Set down all of the entries word for word, omitting the images they contain.

[Extracted records]
* * *

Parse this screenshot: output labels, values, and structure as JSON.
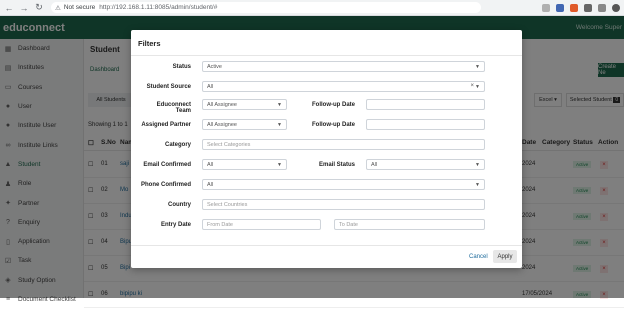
{
  "browser": {
    "security_label": "Not secure",
    "url": "http://192.168.1.11:8085/admin/student/#"
  },
  "app": {
    "logo": "educonnect",
    "welcome": "Welcome Super"
  },
  "sidebar": {
    "items": [
      {
        "label": "Dashboard",
        "icon": "dashboard-icon"
      },
      {
        "label": "Institutes",
        "icon": "building-icon"
      },
      {
        "label": "Courses",
        "icon": "book-icon"
      },
      {
        "label": "User",
        "icon": "user-icon"
      },
      {
        "label": "Institute User",
        "icon": "user-icon"
      },
      {
        "label": "Institute Links",
        "icon": "link-icon"
      },
      {
        "label": "Student",
        "icon": "graduation-cap-icon"
      },
      {
        "label": "Role",
        "icon": "users-icon"
      },
      {
        "label": "Partner",
        "icon": "handshake-icon"
      },
      {
        "label": "Enquiry",
        "icon": "question-icon"
      },
      {
        "label": "Application",
        "icon": "document-icon"
      },
      {
        "label": "Task",
        "icon": "task-icon"
      },
      {
        "label": "Study Option",
        "icon": "study-icon"
      },
      {
        "label": "Document Checklist",
        "icon": "checklist-icon"
      }
    ]
  },
  "page": {
    "title": "Student",
    "breadcrumb": "Dashboard",
    "create_label": "Create Ne",
    "tab_all": "All Students",
    "excel_label": "Excel ▾",
    "selected_label": "Selected Student",
    "selected_count": "0",
    "showing": "Showing 1 to 1"
  },
  "table": {
    "headers": {
      "sno": "S.No",
      "name": "Nam",
      "date": "Date",
      "category": "Category",
      "status": "Status",
      "action": "Action"
    },
    "rows": [
      {
        "sno": "01",
        "name": "saji",
        "date": "2024",
        "status": "Active"
      },
      {
        "sno": "02",
        "name": "Mo",
        "date": "2024",
        "status": "Active"
      },
      {
        "sno": "03",
        "name": "Indu",
        "date": "2024",
        "status": "Active"
      },
      {
        "sno": "04",
        "name": "Bipu",
        "date": "2024",
        "status": "Active"
      },
      {
        "sno": "05",
        "name": "Bipi",
        "date": "2024",
        "status": "Active"
      },
      {
        "sno": "06",
        "name": "bipipu ki",
        "date": "17/05/2024",
        "status": "Active"
      }
    ]
  },
  "filters": {
    "title": "Filters",
    "status": {
      "label": "Status",
      "value": "Active"
    },
    "student_source": {
      "label": "Student Source",
      "value": "All"
    },
    "educonnect_team": {
      "label": "Educonnect Team",
      "value": "All Assignee"
    },
    "followup_date_1": {
      "label": "Follow-up Date",
      "value": ""
    },
    "assigned_partner": {
      "label": "Assigned Partner",
      "value": "All Assignee"
    },
    "followup_date_2": {
      "label": "Follow-up Date",
      "value": ""
    },
    "category": {
      "label": "Category",
      "placeholder": "Select Categories"
    },
    "email_confirmed": {
      "label": "Email Confirmed",
      "value": "All"
    },
    "email_status": {
      "label": "Email Status",
      "value": "All"
    },
    "phone_confirmed": {
      "label": "Phone Confirmed",
      "value": "All"
    },
    "country": {
      "label": "Country",
      "placeholder": "Select Countries"
    },
    "entry_date": {
      "label": "Entry Date",
      "from_placeholder": "From Date",
      "to_placeholder": "To Date"
    },
    "cancel_label": "Cancel",
    "apply_label": "Apply"
  },
  "colors": {
    "brand": "#1e6b4e",
    "overlay": "rgba(0,0,0,0.5)"
  }
}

* * *

**Full output**
Parse this screenshot: output labels, values, and structure as JSON.
{
  "browser": {
    "security_label": "Not secure",
    "url": "http://192.168.1.11:8085/admin/student/#"
  },
  "app": {
    "logo": "educonnect",
    "welcome": "Welcome Super"
  },
  "sidebar": {
    "items": [
      {
        "label": "Dashboard",
        "icon": "dashboard-icon"
      },
      {
        "label": "Institutes",
        "icon": "building-icon"
      },
      {
        "label": "Courses",
        "icon": "book-icon"
      },
      {
        "label": "User",
        "icon": "user-icon"
      },
      {
        "label": "Institute User",
        "icon": "user-icon"
      },
      {
        "label": "Institute Links",
        "icon": "link-icon"
      },
      {
        "label": "Student",
        "icon": "graduation-cap-icon"
      },
      {
        "label": "Role",
        "icon": "users-icon"
      },
      {
        "label": "Partner",
        "icon": "handshake-icon"
      },
      {
        "label": "Enquiry",
        "icon": "question-icon"
      },
      {
        "label": "Application",
        "icon": "document-icon"
      },
      {
        "label": "Task",
        "icon": "task-icon"
      },
      {
        "label": "Study Option",
        "icon": "study-icon"
      },
      {
        "label": "Document Checklist",
        "icon": "checklist-icon"
      }
    ]
  },
  "page": {
    "title": "Student",
    "breadcrumb": "Dashboard",
    "create_label": "Create Ne",
    "tab_all": "All Students",
    "excel_label": "Excel ▾",
    "selected_label": "Selected Student",
    "selected_count": "0",
    "showing": "Showing 1 to 1"
  },
  "table": {
    "headers": {
      "sno": "S.No",
      "name": "Nam",
      "date": "Date",
      "category": "Category",
      "status": "Status",
      "action": "Action"
    },
    "rows": [
      {
        "sno": "01",
        "name": "saji",
        "date": "2024",
        "status": "Active"
      },
      {
        "sno": "02",
        "name": "Mo",
        "date": "2024",
        "status": "Active"
      },
      {
        "sno": "03",
        "name": "Indu",
        "date": "2024",
        "status": "Active"
      },
      {
        "sno": "04",
        "name": "Bipu",
        "date": "2024",
        "status": "Active"
      },
      {
        "sno": "05",
        "name": "Bipi",
        "date": "2024",
        "status": "Active"
      },
      {
        "sno": "06",
        "name": "bipipu ki",
        "date": "17/05/2024",
        "status": "Active"
      }
    ]
  },
  "filters": {
    "title": "Filters",
    "status": {
      "label": "Status",
      "value": "Active"
    },
    "student_source": {
      "label": "Student Source",
      "value": "All"
    },
    "educonnect_team": {
      "label": "Educonnect Team",
      "value": "All Assignee"
    },
    "followup_date_1": {
      "label": "Follow-up Date",
      "value": ""
    },
    "assigned_partner": {
      "label": "Assigned Partner",
      "value": "All Assignee"
    },
    "followup_date_2": {
      "label": "Follow-up Date",
      "value": ""
    },
    "category": {
      "label": "Category",
      "placeholder": "Select Categories"
    },
    "email_confirmed": {
      "label": "Email Confirmed",
      "value": "All"
    },
    "email_status": {
      "label": "Email Status",
      "value": "All"
    },
    "phone_confirmed": {
      "label": "Phone Confirmed",
      "value": "All"
    },
    "country": {
      "label": "Country",
      "placeholder": "Select Countries"
    },
    "entry_date": {
      "label": "Entry Date",
      "from_placeholder": "From Date",
      "to_placeholder": "To Date"
    },
    "cancel_label": "Cancel",
    "apply_label": "Apply"
  },
  "colors": {
    "brand": "#1e6b4e",
    "overlay": "rgba(0,0,0,0.5)"
  }
}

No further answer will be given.